The data →

╭──

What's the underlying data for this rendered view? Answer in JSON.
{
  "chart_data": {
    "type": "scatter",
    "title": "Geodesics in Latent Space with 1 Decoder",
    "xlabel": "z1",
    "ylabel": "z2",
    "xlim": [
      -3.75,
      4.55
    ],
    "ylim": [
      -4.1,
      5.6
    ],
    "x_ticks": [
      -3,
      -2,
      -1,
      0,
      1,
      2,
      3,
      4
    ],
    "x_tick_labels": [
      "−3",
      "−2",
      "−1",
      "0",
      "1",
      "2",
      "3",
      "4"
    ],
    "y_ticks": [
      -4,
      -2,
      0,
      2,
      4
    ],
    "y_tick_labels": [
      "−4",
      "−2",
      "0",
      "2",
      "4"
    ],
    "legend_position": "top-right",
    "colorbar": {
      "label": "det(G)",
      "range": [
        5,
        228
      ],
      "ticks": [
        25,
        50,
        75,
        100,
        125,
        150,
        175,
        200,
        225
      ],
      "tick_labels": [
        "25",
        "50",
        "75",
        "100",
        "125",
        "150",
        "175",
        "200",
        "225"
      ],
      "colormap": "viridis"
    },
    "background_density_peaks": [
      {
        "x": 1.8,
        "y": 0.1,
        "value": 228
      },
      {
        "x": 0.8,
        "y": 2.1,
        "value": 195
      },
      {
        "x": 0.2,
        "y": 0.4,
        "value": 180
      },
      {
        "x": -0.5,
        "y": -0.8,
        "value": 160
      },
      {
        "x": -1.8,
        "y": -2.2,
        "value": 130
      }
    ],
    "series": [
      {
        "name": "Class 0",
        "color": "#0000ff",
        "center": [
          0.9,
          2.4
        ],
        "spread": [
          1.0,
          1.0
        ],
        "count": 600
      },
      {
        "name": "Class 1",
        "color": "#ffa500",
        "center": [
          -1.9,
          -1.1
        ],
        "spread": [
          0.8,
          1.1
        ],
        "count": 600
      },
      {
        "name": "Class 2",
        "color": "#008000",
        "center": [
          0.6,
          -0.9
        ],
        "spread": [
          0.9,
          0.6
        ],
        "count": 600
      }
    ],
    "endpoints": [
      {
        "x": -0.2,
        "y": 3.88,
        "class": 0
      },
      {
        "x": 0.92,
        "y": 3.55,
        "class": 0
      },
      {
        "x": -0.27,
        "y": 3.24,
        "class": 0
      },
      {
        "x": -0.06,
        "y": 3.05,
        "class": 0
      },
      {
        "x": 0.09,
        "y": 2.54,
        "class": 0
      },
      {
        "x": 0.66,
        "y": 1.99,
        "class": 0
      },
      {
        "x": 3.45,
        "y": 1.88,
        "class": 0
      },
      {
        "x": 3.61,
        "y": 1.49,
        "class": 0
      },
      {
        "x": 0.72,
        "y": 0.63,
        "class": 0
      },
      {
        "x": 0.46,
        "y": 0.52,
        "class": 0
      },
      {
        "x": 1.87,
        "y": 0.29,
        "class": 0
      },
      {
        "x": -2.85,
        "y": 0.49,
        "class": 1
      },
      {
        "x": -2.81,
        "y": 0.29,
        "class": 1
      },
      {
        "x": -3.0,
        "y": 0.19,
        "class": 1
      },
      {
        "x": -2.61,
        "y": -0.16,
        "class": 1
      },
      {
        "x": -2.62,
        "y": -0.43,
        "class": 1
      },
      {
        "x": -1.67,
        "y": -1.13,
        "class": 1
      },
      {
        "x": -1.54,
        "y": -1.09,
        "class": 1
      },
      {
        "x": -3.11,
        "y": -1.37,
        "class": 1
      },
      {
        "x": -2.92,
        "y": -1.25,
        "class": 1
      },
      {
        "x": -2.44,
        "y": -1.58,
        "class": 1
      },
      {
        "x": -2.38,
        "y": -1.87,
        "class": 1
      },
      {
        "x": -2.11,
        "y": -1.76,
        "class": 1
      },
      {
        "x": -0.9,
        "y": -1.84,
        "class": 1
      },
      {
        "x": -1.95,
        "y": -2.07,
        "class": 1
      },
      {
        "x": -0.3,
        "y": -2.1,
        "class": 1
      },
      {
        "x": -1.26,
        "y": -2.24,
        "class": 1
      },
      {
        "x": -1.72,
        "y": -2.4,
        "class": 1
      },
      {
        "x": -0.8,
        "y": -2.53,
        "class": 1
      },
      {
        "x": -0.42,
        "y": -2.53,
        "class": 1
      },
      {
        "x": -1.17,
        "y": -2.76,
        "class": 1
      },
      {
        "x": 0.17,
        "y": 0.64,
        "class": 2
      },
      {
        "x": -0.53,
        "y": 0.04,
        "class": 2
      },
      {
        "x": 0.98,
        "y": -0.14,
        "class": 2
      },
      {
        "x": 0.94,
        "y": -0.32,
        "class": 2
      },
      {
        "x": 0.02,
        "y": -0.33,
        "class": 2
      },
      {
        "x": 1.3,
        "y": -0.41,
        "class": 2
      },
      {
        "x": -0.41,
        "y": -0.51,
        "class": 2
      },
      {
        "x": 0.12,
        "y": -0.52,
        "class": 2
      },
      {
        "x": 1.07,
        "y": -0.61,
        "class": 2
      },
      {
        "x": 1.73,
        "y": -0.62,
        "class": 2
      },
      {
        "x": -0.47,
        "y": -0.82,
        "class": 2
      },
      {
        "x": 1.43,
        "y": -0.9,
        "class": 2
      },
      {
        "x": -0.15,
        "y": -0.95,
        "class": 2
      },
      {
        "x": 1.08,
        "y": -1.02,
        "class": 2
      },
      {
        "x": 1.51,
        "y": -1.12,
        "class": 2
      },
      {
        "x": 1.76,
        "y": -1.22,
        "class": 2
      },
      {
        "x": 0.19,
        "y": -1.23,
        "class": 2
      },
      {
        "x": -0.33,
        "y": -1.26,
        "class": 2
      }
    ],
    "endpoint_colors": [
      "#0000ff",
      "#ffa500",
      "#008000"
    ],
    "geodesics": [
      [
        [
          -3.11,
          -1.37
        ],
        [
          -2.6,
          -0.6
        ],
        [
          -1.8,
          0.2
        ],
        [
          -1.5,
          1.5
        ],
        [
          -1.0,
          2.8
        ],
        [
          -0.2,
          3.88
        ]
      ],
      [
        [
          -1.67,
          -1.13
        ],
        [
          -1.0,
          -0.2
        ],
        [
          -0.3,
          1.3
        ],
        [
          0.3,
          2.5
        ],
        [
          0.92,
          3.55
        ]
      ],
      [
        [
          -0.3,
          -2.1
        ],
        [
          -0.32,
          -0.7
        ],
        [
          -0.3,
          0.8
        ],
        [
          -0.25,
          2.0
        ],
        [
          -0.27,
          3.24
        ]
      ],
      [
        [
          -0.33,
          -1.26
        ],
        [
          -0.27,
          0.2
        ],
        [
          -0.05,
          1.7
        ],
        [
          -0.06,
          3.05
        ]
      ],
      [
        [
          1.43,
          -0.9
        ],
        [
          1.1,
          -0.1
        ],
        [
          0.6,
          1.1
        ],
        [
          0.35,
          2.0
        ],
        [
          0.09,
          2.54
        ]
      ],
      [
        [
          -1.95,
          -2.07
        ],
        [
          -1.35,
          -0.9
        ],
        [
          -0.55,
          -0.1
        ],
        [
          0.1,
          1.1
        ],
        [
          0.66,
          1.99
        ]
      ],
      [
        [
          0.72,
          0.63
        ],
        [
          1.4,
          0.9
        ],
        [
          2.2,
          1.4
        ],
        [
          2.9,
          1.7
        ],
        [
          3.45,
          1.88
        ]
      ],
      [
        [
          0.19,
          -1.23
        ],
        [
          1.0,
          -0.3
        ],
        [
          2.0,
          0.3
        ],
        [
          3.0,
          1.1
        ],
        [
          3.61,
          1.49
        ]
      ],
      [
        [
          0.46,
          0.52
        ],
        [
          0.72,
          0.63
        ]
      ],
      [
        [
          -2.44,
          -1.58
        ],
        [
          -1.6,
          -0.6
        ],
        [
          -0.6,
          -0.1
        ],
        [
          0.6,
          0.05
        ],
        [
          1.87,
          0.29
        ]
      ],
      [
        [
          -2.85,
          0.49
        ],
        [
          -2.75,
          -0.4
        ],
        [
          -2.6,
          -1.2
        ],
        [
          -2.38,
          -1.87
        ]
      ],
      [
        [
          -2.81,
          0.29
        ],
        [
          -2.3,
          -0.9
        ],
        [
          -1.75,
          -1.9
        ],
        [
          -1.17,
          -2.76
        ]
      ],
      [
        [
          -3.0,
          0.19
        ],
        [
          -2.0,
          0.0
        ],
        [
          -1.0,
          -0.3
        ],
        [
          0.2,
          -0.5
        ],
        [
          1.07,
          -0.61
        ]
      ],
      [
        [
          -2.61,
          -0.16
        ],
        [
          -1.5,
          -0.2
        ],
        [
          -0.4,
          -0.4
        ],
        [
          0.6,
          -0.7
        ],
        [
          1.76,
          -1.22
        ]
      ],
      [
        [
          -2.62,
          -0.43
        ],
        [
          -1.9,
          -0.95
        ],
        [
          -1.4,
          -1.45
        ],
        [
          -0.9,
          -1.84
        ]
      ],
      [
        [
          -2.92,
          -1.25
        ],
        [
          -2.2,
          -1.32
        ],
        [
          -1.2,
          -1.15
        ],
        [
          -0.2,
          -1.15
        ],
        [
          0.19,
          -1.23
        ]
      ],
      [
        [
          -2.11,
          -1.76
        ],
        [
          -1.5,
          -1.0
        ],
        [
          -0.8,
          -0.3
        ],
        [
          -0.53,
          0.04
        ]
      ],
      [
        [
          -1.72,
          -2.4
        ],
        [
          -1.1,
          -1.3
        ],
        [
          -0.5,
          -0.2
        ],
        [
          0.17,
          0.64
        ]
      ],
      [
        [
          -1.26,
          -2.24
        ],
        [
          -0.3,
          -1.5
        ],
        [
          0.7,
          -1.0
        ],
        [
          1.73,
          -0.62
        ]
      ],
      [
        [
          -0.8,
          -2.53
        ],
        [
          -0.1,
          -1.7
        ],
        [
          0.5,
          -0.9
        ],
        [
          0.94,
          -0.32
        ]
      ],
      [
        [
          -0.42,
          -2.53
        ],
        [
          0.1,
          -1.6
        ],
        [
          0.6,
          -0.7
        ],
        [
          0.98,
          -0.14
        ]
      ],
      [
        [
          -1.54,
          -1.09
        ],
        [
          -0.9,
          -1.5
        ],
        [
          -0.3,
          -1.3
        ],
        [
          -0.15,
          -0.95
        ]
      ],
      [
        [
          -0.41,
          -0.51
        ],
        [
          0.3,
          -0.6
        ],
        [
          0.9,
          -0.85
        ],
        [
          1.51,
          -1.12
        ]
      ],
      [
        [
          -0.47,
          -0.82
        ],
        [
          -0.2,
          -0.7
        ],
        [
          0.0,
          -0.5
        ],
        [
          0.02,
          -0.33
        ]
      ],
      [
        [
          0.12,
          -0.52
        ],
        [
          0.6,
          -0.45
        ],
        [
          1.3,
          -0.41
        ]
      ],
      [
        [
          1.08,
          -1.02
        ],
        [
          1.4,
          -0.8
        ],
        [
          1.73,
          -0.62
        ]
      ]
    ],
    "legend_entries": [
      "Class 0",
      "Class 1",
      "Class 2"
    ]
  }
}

╰──

What you should do → Look over the listing. Pull out every line with the string "value" in it.

Written solution →
        "value": 228
        "value": 195
        "value": 180
        "value": 160
        "value": 130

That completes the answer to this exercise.